— Begin Extracted information —

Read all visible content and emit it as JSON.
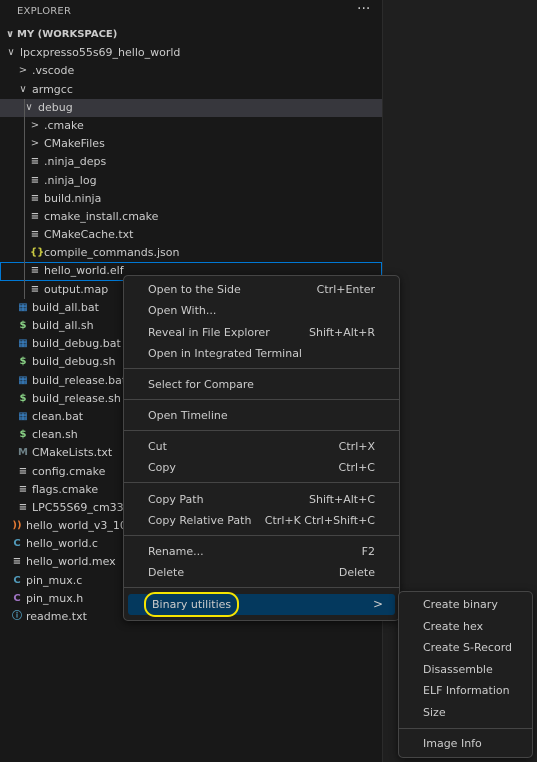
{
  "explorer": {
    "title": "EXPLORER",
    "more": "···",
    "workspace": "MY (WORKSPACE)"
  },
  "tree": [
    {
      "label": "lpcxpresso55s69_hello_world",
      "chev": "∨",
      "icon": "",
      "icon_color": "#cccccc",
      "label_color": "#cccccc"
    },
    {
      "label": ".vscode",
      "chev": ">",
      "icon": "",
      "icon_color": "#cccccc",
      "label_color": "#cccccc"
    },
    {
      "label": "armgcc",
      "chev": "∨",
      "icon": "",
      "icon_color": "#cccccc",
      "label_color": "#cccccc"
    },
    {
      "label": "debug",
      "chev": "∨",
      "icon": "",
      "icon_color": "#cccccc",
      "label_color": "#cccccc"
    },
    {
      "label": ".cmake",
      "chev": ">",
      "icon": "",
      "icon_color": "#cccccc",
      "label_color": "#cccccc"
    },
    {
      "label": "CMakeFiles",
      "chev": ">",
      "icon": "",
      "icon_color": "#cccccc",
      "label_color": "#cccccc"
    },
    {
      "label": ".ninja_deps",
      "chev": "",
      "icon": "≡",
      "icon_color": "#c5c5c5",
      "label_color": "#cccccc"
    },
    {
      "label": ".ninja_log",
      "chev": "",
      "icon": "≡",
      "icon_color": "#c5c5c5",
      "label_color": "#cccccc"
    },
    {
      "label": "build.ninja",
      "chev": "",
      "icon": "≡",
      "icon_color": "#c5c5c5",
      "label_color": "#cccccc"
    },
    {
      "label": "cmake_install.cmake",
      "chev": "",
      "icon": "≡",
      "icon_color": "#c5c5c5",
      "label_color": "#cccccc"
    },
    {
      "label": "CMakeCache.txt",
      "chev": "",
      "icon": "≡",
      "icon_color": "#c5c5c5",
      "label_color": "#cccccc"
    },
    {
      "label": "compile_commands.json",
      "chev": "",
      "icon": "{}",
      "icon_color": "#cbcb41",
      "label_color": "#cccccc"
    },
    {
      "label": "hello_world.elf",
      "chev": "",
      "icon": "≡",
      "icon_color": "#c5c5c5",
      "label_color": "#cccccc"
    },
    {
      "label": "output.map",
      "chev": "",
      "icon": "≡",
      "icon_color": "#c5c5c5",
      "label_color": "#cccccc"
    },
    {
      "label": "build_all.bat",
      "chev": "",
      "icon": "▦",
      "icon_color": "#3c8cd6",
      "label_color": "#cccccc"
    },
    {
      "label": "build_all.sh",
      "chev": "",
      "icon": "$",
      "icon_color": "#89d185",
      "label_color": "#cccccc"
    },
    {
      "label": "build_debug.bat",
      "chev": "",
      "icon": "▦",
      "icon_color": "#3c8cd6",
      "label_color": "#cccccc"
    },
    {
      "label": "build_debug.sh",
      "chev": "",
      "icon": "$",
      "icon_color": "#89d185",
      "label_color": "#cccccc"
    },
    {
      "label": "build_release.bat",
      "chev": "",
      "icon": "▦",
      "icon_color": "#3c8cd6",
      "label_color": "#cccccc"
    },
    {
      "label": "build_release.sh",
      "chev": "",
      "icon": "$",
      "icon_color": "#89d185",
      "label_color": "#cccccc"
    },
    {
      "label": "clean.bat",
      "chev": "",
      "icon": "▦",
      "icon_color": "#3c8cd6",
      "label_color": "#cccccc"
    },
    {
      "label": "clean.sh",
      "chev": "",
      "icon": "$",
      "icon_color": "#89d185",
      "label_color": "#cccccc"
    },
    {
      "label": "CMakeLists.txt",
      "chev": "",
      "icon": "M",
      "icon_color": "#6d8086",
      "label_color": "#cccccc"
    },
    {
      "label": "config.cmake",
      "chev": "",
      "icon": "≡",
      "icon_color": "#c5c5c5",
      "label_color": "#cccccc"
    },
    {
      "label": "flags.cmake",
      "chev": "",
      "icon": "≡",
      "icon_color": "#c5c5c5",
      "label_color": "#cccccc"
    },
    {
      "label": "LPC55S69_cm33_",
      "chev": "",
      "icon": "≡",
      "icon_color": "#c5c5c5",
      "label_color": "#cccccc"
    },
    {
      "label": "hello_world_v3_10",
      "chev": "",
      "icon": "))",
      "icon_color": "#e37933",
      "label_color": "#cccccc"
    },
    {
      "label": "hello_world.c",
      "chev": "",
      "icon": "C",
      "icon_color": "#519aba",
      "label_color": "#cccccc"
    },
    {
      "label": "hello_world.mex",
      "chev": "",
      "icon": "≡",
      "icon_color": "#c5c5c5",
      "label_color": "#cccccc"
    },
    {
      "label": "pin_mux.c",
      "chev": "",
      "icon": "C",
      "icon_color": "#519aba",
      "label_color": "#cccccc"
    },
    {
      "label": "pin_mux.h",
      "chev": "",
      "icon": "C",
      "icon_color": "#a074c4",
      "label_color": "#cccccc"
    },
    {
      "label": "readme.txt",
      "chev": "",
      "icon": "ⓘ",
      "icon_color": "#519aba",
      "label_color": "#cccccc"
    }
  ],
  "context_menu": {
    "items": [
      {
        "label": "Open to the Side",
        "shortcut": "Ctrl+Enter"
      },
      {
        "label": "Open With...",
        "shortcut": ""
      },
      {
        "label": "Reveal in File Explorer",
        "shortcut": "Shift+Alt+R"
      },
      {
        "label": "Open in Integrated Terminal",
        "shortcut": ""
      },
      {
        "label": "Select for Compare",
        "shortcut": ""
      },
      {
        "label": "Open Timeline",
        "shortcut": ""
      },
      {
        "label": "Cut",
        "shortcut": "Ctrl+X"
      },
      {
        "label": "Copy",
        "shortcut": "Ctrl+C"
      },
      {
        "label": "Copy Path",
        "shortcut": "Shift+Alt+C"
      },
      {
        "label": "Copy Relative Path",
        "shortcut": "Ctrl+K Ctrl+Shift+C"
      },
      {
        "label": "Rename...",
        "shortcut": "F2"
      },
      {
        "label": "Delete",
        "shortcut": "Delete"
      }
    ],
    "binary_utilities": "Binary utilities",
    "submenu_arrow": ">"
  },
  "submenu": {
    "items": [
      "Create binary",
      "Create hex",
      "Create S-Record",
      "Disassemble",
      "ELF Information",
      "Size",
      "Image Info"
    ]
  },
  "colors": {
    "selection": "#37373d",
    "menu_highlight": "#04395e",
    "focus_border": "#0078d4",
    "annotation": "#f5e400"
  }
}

— End Extracted information —

**Set task:** Which lines above contain "Shift"? Show each of them.

**Exercise solution:**
        "shortcut": "Shift+Alt+R"
        "shortcut": "Shift+Alt+C"
        "shortcut": "Ctrl+K Ctrl+Shift+C"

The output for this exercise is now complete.